* [Rows from a dataset]
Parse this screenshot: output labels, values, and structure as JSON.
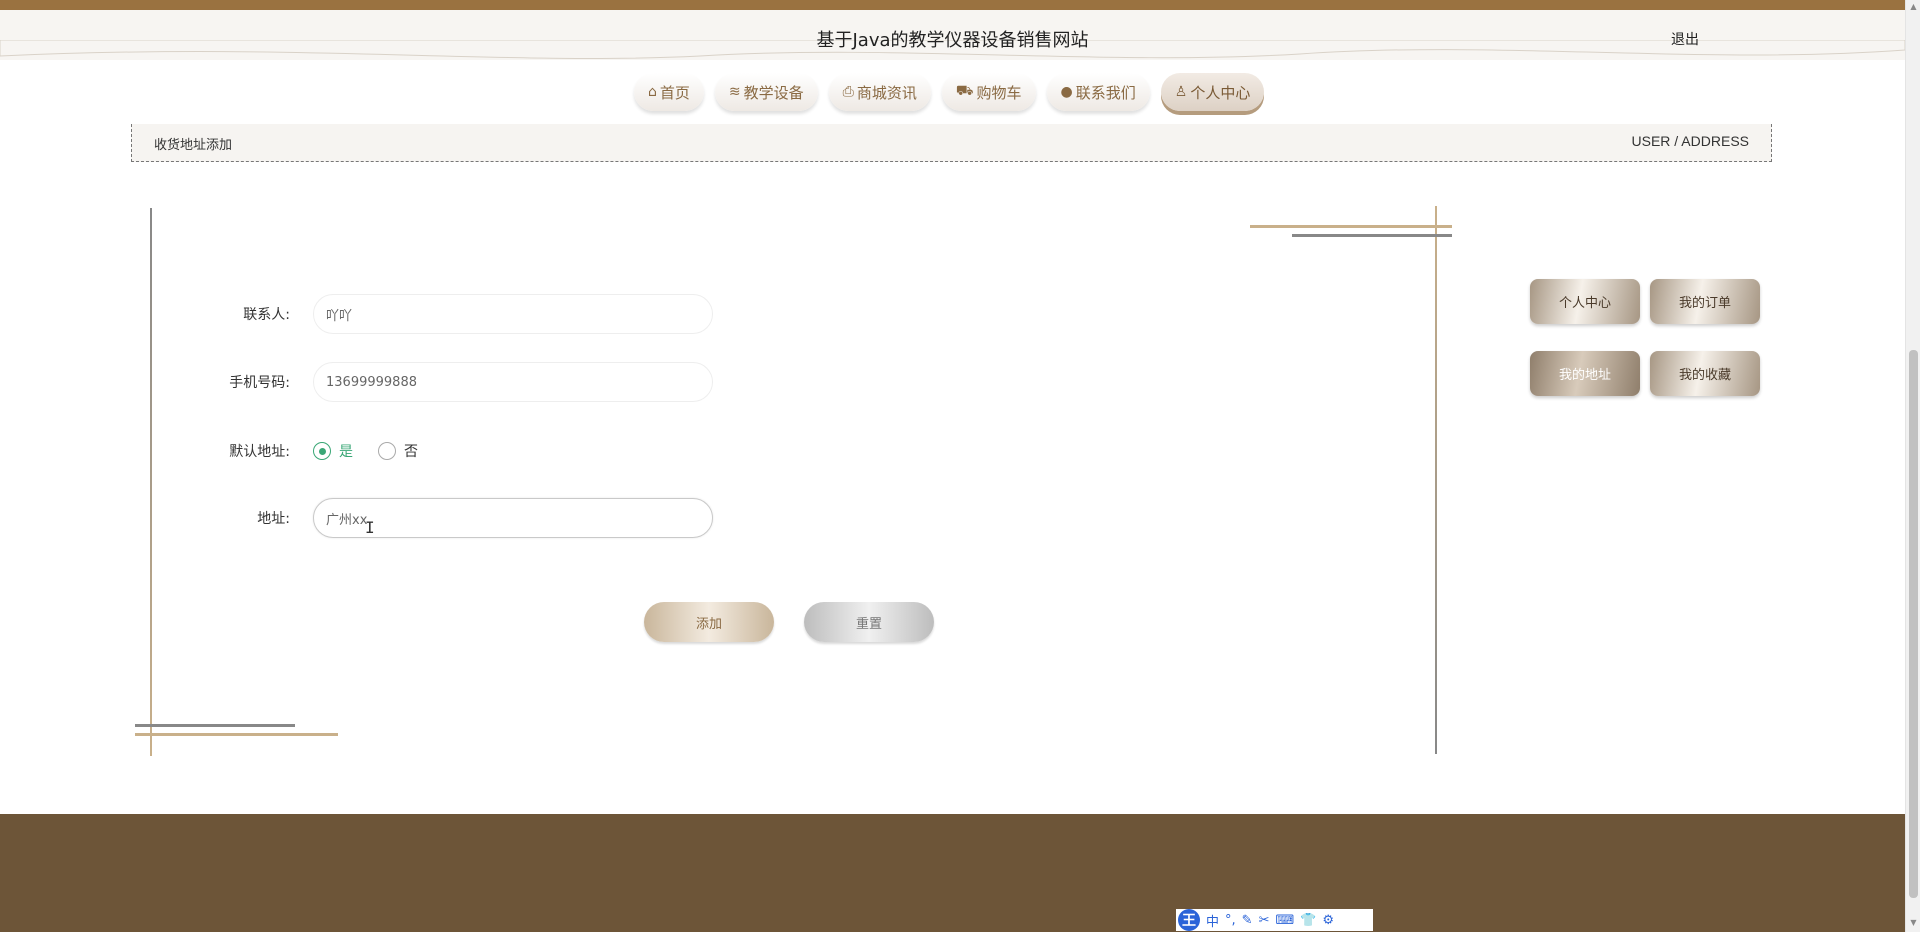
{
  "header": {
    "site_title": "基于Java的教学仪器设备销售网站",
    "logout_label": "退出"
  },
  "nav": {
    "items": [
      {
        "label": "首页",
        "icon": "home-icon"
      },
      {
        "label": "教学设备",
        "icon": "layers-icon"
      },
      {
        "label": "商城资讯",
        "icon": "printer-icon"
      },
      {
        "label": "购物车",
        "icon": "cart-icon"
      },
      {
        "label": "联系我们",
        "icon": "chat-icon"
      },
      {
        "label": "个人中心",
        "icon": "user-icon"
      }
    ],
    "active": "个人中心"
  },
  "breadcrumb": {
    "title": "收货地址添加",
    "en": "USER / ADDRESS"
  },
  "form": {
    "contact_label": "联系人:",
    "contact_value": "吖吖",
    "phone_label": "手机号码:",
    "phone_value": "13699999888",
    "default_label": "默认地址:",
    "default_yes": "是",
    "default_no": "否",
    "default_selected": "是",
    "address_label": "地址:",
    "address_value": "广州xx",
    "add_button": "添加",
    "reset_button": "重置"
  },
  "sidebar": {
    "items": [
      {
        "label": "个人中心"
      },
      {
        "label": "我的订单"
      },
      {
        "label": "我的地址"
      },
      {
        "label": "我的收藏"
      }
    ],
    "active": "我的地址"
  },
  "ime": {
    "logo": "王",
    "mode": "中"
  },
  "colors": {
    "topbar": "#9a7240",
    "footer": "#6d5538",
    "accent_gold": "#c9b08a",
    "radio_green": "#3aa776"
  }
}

* [REQUIRED WORK] Your job is to transcribe the entries above exactly; skip the pictures.

* [REPLY TO THE TASK]
Parse this screenshot: output labels, values, and structure as JSON.
{
  "header": {
    "site_title": "基于Java的教学仪器设备销售网站",
    "logout_label": "退出"
  },
  "nav": {
    "items": [
      {
        "label": "首页",
        "icon": "home-icon"
      },
      {
        "label": "教学设备",
        "icon": "layers-icon"
      },
      {
        "label": "商城资讯",
        "icon": "printer-icon"
      },
      {
        "label": "购物车",
        "icon": "cart-icon"
      },
      {
        "label": "联系我们",
        "icon": "chat-icon"
      },
      {
        "label": "个人中心",
        "icon": "user-icon"
      }
    ],
    "active": "个人中心"
  },
  "breadcrumb": {
    "title": "收货地址添加",
    "en": "USER / ADDRESS"
  },
  "form": {
    "contact_label": "联系人:",
    "contact_value": "吖吖",
    "phone_label": "手机号码:",
    "phone_value": "13699999888",
    "default_label": "默认地址:",
    "default_yes": "是",
    "default_no": "否",
    "default_selected": "是",
    "address_label": "地址:",
    "address_value": "广州xx",
    "add_button": "添加",
    "reset_button": "重置"
  },
  "sidebar": {
    "items": [
      {
        "label": "个人中心"
      },
      {
        "label": "我的订单"
      },
      {
        "label": "我的地址"
      },
      {
        "label": "我的收藏"
      }
    ],
    "active": "我的地址"
  },
  "ime": {
    "logo": "王",
    "mode": "中"
  },
  "colors": {
    "topbar": "#9a7240",
    "footer": "#6d5538",
    "accent_gold": "#c9b08a",
    "radio_green": "#3aa776"
  }
}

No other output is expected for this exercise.